Using the listing below, select the lines with the word "Coronavirus" and copy them.

* * * * * * *

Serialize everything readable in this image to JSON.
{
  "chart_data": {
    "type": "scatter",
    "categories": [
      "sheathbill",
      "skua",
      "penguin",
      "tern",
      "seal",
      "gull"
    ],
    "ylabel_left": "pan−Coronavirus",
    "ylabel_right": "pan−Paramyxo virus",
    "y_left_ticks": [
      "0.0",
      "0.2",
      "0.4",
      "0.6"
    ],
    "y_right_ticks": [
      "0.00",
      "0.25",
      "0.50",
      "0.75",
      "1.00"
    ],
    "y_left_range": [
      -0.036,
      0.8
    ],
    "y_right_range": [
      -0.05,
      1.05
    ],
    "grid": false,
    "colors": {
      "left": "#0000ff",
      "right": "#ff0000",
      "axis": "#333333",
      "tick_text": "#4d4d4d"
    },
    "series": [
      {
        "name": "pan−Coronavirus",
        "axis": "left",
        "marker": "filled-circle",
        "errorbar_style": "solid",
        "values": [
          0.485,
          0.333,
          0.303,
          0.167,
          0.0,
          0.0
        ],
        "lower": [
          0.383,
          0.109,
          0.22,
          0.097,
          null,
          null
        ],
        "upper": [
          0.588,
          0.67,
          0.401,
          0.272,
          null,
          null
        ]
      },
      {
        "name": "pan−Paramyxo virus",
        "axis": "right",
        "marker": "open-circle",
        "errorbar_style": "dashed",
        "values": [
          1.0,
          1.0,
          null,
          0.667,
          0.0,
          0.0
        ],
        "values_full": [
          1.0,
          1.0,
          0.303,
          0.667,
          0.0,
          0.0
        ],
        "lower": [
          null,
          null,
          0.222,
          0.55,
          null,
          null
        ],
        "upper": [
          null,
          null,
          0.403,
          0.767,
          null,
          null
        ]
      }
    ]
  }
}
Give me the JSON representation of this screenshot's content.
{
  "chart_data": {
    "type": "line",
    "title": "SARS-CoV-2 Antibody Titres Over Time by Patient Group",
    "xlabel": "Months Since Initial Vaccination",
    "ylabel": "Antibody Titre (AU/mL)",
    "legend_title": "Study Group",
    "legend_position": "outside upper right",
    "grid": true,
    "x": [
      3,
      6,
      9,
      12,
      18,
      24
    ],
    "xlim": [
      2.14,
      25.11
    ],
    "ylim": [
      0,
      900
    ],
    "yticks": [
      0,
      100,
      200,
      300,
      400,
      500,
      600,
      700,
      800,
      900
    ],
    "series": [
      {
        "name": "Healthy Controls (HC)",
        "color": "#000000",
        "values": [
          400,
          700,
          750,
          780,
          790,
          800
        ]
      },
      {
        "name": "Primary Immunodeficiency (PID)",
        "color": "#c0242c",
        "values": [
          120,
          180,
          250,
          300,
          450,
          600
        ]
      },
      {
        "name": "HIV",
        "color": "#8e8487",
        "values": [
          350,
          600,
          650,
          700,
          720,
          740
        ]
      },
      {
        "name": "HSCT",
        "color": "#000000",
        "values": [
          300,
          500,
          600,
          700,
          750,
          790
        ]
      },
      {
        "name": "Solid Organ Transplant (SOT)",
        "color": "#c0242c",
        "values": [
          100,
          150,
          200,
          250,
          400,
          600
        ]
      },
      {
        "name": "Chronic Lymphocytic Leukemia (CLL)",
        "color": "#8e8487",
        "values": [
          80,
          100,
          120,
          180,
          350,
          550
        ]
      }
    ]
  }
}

* * * * * * *

WRITTEN ANSWER
    "ylabel_left": "pan−Coronavirus",
        "name": "pan−Coronavirus",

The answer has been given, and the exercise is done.